Written exercise ▸
Reproduce all of the data word for word.

Data excerpts ▸
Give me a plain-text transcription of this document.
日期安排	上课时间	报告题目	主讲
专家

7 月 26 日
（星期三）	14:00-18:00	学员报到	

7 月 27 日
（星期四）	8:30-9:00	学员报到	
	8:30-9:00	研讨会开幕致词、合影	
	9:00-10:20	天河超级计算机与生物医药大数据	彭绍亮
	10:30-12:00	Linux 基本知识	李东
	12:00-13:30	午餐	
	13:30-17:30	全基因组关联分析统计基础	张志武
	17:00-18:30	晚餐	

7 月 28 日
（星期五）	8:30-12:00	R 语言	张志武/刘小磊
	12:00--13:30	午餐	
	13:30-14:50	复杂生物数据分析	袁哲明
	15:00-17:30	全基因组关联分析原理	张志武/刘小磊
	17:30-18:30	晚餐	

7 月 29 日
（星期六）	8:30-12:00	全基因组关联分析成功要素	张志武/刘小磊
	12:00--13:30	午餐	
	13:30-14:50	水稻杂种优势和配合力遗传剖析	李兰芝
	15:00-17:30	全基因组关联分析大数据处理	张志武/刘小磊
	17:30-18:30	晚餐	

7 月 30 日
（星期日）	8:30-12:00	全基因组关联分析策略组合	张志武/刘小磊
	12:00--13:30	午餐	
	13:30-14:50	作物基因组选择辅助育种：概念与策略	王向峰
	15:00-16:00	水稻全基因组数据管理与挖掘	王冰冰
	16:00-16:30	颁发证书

The reply ▸
Give me a plain-text transcription of this document.
日期安排	上课时间	报告题目	主讲
专家

7 月 26 日
（星期三）	14:00-18:00	学员报到	

7 月 27 日
（星期四）	8:30-9:00	学员报到	
	8:30-9:00	研讨会开幕致词、合影	
	9:00-10:20	天河超级计算机与生物医药大数据	彭绍亮
	10:30-12:00	Linux 基本知识	李东
	12:00-13:30	午餐	
	13:30-17:30	全基因组关联分析统计基础	张志武
	17:00-18:30	晚餐	

7 月 28 日
（星期五）	8:30-12:00	R 语言	张志武/刘小磊
	12:00--13:30	午餐	
	13:30-14:50	复杂生物数据分析	袁哲明
	15:00-17:30	全基因组关联分析原理	张志武/刘小磊
	17:30-18:30	晚餐	

7 月 29 日
（星期六）	8:30-12:00	全基因组关联分析成功要素	张志武/刘小磊
	12:00--13:30	午餐	
	13:30-14:50	水稻杂种优势和配合力遗传剖析	李兰芝
	15:00-17:30	全基因组关联分析大数据处理	张志武/刘小磊
	17:30-18:30	晚餐	

7 月 30 日
（星期日）	8:30-12:00	全基因组关联分析策略组合	张志武/刘小磊
	12:00--13:30	午餐	
	13:30-14:50	作物基因组选择辅助育种：概念与策略	王向峰
	15:00-16:00	水稻全基因组数据管理与挖掘	王冰冰
	16:00-16:30	颁发证书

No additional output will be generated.